Your objective
When you retype the listing, keep every word exactly as it appears.

:::::

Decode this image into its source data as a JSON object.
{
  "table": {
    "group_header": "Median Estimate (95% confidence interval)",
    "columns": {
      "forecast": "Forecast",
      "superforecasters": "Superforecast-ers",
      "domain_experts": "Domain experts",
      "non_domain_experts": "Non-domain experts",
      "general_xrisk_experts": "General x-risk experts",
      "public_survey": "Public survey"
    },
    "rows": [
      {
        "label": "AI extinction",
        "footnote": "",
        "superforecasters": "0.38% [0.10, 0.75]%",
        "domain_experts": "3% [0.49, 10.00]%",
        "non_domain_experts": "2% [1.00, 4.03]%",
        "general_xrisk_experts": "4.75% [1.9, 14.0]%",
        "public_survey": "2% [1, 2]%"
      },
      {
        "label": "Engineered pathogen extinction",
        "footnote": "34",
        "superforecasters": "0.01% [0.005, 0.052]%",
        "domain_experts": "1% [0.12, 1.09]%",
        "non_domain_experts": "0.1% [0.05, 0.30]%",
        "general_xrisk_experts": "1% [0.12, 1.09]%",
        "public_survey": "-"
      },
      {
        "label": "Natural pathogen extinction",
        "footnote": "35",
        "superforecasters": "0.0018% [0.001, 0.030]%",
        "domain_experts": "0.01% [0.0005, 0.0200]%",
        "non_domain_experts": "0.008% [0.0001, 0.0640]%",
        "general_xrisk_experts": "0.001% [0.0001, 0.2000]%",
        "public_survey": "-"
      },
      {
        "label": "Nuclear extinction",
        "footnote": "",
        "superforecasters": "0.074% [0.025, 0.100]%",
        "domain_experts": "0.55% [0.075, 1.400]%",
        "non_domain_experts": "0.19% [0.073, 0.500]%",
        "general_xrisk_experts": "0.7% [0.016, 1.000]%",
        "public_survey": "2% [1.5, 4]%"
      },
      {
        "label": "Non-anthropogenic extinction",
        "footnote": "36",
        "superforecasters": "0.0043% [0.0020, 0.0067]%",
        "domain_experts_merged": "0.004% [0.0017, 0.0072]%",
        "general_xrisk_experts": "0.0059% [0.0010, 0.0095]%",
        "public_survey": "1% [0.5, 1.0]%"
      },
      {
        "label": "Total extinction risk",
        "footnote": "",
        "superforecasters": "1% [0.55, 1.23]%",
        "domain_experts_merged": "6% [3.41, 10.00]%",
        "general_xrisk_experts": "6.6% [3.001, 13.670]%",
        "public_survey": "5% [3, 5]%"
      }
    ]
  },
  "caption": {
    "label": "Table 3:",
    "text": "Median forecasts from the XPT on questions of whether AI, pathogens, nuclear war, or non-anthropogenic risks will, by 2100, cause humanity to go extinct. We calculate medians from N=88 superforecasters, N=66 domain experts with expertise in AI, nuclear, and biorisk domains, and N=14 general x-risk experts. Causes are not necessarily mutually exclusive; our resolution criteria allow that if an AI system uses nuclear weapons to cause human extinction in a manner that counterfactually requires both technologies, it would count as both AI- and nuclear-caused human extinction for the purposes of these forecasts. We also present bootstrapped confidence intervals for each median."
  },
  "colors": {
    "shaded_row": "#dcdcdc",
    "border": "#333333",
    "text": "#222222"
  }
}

:::::

Response for this exercise
Decode this image into its source data as a JSON object.
{
  "table": {
    "group_header": "Median Estimate (95% confidence interval)",
    "columns": {
      "forecast": "Forecast",
      "superforecasters": "Superforecast-ers",
      "domain_experts": "Domain experts",
      "non_domain_experts": "Non-domain experts",
      "general_xrisk_experts": "General x-risk experts",
      "public_survey": "Public survey"
    },
    "rows": [
      {
        "label": "AI extinction",
        "footnote": "",
        "superforecasters": "0.38% [0.10, 0.75]%",
        "domain_experts": "3% [0.49, 10.00]%",
        "non_domain_experts": "2% [1.00, 4.03]%",
        "general_xrisk_experts": "4.75% [1.9, 14.0]%",
        "public_survey": "2% [1, 2]%"
      },
      {
        "label": "Engineered pathogen extinction",
        "footnote": "34",
        "superforecasters": "0.01% [0.005, 0.052]%",
        "domain_experts": "1% [0.12, 1.09]%",
        "non_domain_experts": "0.1% [0.05, 0.30]%",
        "general_xrisk_experts": "1% [0.12, 1.09]%",
        "public_survey": "-"
      },
      {
        "label": "Natural pathogen extinction",
        "footnote": "35",
        "superforecasters": "0.0018% [0.001, 0.030]%",
        "domain_experts": "0.01% [0.0005, 0.0200]%",
        "non_domain_experts": "0.008% [0.0001, 0.0640]%",
        "general_xrisk_experts": "0.001% [0.0001, 0.2000]%",
        "public_survey": "-"
      },
      {
        "label": "Nuclear extinction",
        "footnote": "",
        "superforecasters": "0.074% [0.025, 0.100]%",
        "domain_experts": "0.55% [0.075, 1.400]%",
        "non_domain_experts": "0.19% [0.073, 0.500]%",
        "general_xrisk_experts": "0.7% [0.016, 1.000]%",
        "public_survey": "2% [1.5, 4]%"
      },
      {
        "label": "Non-anthropogenic extinction",
        "footnote": "36",
        "superforecasters": "0.0043% [0.0020, 0.0067]%",
        "domain_experts_merged": "0.004% [0.0017, 0.0072]%",
        "general_xrisk_experts": "0.0059% [0.0010, 0.0095]%",
        "public_survey": "1% [0.5, 1.0]%"
      },
      {
        "label": "Total extinction risk",
        "footnote": "",
        "superforecasters": "1% [0.55, 1.23]%",
        "domain_experts_merged": "6% [3.41, 10.00]%",
        "general_xrisk_experts": "6.6% [3.001, 13.670]%",
        "public_survey": "5% [3, 5]%"
      }
    ]
  },
  "caption": {
    "label": "Table 3:",
    "text": "Median forecasts from the XPT on questions of whether AI, pathogens, nuclear war, or non-anthropogenic risks will, by 2100, cause humanity to go extinct. We calculate medians from N=88 superforecasters, N=66 domain experts with expertise in AI, nuclear, and biorisk domains, and N=14 general x-risk experts. Causes are not necessarily mutually exclusive; our resolution criteria allow that if an AI system uses nuclear weapons to cause human extinction in a manner that counterfactually requires both technologies, it would count as both AI- and nuclear-caused human extinction for the purposes of these forecasts. We also present bootstrapped confidence intervals for each median."
  },
  "colors": {
    "shaded_row": "#dcdcdc",
    "border": "#333333",
    "text": "#222222"
  }
}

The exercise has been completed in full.